## DIRECTIVE
Which lines in the items below contain the string "balanced"? Show each of those lines in full.
☆ ☆ ☆
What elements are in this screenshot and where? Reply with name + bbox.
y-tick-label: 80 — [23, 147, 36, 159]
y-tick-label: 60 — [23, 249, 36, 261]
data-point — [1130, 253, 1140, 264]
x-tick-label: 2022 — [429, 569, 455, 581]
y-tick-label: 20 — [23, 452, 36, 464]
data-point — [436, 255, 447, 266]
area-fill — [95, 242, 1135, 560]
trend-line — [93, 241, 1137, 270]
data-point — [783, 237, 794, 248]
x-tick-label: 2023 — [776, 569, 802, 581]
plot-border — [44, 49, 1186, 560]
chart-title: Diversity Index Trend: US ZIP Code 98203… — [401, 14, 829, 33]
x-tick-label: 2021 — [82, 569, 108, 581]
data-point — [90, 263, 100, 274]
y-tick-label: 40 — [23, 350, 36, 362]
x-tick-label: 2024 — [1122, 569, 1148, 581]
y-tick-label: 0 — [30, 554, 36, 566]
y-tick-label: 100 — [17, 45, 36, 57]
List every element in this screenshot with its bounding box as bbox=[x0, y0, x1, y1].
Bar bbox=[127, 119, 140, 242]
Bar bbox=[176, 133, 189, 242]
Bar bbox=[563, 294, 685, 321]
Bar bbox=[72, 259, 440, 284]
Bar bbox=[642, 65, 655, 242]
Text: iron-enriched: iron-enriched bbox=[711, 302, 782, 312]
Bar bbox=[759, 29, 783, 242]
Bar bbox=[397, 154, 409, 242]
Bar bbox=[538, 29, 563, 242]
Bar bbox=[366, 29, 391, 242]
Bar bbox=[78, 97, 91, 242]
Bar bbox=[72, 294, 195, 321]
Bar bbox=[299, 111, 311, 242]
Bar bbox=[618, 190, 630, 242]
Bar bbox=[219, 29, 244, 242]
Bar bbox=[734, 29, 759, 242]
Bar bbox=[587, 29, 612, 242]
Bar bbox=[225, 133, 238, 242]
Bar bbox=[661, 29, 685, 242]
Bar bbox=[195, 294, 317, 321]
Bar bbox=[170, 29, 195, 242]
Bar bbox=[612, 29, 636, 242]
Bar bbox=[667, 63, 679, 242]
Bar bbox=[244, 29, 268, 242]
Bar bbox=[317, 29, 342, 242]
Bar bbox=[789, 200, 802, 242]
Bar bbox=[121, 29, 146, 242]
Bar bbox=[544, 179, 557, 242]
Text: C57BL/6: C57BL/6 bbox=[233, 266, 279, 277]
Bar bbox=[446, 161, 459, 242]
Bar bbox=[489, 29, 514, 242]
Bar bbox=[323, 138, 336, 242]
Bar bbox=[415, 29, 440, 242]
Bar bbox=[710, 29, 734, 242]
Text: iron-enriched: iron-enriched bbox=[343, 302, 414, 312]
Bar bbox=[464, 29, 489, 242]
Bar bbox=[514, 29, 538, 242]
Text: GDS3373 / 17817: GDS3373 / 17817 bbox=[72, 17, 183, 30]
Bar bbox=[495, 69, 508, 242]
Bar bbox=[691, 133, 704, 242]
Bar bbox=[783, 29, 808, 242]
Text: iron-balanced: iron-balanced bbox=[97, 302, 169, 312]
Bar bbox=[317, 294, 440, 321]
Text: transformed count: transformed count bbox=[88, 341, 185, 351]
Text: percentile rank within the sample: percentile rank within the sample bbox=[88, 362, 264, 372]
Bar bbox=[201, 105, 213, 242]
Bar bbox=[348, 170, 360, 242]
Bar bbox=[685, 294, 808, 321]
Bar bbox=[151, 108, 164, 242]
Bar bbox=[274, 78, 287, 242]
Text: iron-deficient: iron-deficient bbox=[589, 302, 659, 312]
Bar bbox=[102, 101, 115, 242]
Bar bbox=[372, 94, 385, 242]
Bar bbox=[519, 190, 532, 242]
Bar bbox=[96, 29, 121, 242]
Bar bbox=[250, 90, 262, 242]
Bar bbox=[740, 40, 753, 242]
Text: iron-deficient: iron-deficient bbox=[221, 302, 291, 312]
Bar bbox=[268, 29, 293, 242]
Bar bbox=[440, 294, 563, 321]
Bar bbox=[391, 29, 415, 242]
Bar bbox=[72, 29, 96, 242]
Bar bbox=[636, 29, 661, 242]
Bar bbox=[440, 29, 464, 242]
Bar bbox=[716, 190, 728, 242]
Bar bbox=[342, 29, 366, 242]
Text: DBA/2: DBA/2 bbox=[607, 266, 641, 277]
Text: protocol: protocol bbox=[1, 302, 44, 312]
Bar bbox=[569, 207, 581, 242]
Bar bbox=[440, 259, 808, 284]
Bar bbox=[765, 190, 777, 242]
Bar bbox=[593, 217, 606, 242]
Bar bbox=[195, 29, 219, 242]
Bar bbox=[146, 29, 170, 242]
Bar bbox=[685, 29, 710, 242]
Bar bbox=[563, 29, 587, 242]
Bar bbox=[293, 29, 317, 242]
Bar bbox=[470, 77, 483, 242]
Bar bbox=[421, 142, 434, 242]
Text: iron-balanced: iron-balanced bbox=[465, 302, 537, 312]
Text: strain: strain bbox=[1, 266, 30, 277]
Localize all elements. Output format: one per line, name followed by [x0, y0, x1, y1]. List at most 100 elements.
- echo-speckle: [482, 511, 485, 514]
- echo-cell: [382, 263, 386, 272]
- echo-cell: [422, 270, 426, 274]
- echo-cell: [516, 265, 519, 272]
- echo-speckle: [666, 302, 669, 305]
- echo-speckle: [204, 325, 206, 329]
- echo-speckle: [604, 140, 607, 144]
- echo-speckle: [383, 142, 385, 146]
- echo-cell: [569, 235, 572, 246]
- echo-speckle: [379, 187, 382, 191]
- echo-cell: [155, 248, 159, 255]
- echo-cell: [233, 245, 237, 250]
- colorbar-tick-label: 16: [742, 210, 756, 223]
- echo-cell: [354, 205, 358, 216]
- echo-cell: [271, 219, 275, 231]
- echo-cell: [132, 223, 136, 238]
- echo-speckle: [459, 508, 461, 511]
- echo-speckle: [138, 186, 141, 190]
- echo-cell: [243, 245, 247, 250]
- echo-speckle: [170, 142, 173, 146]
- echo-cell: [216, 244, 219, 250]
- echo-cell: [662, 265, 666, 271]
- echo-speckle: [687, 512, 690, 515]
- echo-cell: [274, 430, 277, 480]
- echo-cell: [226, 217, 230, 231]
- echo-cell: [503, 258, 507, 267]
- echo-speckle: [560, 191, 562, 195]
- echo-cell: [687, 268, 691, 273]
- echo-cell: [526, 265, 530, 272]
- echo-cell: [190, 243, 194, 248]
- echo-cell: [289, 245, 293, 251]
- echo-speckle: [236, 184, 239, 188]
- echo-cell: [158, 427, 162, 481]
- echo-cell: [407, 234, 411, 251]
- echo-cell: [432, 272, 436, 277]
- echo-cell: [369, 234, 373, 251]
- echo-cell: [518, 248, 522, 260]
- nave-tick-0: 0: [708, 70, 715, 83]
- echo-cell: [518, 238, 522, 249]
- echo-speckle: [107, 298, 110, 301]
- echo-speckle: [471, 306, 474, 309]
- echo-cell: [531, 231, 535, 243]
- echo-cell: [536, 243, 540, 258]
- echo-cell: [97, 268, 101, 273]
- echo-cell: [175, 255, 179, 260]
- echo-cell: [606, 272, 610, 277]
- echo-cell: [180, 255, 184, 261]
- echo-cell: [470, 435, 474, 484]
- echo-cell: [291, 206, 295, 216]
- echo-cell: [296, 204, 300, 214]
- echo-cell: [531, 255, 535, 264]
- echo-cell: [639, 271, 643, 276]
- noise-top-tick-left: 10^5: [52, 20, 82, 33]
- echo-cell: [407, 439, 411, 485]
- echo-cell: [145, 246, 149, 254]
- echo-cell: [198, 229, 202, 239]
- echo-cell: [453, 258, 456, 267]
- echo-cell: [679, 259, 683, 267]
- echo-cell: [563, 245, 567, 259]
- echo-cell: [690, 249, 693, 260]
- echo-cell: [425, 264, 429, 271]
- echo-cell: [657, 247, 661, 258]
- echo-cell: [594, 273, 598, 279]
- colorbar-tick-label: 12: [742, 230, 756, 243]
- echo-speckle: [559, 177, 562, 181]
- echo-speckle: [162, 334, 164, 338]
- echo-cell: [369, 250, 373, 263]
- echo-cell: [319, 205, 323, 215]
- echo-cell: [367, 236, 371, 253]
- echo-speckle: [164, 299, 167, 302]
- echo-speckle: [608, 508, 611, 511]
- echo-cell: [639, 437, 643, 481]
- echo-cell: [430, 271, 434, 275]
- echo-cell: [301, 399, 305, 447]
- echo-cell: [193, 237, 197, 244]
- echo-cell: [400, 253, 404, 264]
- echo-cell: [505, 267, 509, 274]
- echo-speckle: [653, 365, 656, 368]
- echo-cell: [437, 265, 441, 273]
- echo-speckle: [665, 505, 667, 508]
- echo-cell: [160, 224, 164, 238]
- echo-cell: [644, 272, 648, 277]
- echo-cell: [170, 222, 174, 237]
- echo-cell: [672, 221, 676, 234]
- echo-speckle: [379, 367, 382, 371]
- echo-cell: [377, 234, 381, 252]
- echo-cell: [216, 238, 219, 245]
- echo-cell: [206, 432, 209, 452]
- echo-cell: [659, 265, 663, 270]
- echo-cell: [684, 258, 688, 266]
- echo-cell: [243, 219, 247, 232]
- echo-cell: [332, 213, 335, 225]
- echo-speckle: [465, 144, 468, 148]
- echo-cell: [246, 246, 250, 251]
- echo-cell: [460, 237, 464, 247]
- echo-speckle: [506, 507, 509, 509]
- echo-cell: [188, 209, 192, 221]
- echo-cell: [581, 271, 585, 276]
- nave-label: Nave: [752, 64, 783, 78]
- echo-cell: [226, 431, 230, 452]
☆ ☆ ☆
## SOLUTION TO THE EXERCISE
Text: iron-balanced: iron-balanced bbox=[97, 302, 169, 312]
Text: iron-balanced: iron-balanced bbox=[465, 302, 537, 312]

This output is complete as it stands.